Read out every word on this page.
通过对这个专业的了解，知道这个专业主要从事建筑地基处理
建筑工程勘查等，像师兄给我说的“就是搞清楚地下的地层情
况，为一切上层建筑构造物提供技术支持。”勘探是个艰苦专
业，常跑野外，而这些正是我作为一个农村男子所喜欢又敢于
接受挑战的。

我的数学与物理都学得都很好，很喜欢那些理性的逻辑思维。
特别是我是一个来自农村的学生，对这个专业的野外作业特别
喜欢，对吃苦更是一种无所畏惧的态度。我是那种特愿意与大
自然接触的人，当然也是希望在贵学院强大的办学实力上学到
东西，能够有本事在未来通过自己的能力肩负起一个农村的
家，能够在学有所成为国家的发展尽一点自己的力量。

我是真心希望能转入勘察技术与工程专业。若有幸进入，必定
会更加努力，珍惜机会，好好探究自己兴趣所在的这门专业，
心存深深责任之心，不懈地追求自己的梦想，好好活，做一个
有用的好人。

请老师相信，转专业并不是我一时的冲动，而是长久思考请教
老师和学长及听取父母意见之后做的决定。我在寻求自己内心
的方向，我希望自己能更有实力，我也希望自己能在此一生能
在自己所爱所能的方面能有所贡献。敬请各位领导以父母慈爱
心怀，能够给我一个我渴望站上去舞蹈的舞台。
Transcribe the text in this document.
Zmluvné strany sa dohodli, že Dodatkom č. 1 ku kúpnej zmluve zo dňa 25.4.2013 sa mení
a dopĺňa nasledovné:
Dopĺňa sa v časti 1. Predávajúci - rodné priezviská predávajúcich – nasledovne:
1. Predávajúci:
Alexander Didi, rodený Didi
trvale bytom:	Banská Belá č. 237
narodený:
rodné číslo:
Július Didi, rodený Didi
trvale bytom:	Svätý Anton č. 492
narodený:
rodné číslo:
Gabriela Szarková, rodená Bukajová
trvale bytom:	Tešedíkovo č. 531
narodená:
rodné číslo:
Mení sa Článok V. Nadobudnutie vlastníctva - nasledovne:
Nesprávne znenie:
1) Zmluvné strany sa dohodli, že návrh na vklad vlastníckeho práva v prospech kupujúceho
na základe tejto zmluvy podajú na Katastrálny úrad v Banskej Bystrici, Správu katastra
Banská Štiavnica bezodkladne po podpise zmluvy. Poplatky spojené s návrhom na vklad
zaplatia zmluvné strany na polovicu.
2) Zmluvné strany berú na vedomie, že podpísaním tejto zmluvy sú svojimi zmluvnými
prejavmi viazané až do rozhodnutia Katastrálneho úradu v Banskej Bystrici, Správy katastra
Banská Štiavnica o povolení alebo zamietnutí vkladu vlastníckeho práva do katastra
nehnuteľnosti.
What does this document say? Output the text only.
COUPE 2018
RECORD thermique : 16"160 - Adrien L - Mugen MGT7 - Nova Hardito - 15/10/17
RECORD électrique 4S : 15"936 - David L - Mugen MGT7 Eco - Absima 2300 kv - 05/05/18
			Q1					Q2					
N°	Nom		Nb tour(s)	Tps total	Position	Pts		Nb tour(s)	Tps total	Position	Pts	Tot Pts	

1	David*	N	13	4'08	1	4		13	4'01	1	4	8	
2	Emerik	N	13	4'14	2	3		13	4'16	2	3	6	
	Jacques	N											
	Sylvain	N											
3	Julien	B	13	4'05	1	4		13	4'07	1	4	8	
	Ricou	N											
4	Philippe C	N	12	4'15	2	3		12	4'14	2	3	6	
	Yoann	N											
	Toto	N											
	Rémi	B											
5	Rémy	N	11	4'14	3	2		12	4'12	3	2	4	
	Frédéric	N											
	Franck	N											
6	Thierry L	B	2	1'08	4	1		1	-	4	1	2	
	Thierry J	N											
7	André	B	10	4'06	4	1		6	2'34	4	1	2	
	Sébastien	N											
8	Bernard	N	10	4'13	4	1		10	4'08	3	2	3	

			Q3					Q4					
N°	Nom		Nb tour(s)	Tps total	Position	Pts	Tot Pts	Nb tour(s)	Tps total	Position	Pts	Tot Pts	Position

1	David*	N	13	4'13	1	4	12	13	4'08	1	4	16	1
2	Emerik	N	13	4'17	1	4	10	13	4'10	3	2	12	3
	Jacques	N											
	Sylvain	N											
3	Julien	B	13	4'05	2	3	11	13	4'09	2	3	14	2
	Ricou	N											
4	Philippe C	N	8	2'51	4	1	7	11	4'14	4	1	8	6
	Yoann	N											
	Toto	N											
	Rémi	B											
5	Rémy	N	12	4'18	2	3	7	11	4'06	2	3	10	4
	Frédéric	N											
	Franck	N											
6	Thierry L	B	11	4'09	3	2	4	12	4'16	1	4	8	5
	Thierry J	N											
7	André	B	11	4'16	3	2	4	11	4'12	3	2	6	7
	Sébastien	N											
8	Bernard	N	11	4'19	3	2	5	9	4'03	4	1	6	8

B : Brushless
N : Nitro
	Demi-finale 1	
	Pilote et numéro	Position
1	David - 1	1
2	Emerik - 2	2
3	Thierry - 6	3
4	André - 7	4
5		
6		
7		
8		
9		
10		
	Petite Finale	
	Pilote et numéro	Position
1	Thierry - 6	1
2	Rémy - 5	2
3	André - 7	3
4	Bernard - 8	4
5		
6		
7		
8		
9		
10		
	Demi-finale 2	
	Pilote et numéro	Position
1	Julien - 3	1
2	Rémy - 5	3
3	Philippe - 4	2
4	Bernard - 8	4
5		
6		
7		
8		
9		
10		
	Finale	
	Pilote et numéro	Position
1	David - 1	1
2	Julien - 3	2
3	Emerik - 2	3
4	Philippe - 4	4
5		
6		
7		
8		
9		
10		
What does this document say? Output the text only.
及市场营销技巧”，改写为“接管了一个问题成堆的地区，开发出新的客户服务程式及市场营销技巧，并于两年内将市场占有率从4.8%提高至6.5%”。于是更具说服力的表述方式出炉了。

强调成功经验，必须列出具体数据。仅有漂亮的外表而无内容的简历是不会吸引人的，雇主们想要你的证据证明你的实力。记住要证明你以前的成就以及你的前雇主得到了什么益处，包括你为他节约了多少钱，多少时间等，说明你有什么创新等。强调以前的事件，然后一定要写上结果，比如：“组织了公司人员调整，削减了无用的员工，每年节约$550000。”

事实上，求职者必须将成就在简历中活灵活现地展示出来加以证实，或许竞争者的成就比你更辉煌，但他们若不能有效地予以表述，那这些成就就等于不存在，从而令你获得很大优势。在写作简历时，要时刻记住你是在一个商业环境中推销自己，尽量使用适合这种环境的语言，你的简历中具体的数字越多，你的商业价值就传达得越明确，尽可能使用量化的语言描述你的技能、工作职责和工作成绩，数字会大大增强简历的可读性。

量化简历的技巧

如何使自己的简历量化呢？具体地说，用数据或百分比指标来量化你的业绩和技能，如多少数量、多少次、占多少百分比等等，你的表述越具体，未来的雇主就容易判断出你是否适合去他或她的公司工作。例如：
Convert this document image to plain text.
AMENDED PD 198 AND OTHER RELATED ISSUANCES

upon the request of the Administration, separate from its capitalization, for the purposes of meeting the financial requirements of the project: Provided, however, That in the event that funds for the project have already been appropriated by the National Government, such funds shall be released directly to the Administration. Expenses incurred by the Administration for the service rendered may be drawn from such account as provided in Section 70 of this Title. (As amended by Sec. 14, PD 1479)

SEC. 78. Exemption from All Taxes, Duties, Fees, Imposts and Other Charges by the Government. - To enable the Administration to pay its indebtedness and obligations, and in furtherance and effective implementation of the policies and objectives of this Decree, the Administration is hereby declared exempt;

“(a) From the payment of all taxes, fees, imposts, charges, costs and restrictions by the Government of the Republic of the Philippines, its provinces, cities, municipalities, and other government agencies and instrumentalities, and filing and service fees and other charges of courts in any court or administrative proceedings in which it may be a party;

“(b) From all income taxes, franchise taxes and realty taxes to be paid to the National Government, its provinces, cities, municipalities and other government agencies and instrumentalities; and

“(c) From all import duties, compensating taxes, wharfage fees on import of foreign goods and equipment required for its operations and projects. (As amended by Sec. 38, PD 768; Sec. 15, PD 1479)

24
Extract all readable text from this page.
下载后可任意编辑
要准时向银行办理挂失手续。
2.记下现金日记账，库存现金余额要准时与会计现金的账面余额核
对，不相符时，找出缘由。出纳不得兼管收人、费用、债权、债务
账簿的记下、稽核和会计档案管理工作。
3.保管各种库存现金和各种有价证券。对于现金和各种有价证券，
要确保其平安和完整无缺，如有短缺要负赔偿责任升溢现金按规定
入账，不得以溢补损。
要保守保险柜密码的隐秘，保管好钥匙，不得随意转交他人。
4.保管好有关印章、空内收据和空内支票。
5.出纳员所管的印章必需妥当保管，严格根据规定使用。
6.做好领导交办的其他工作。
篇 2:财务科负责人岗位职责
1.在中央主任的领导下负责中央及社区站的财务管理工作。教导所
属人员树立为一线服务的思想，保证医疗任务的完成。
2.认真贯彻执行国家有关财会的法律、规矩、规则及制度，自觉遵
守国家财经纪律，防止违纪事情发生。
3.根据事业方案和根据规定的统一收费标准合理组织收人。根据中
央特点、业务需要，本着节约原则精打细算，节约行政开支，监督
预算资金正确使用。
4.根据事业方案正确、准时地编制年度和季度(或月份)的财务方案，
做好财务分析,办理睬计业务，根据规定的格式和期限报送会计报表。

■ **TASK DETAILS**: From the entries above, copy out every line where the string "André" appears.

■ **EXERCISE RESULT**:
7	André	B	10	4'06	4	1		6	2'34	4	1	2	
7	André	B	11	4'16	3	2	4	11	4'12	3	2	6	7
4	André - 7	4
3	André - 7	3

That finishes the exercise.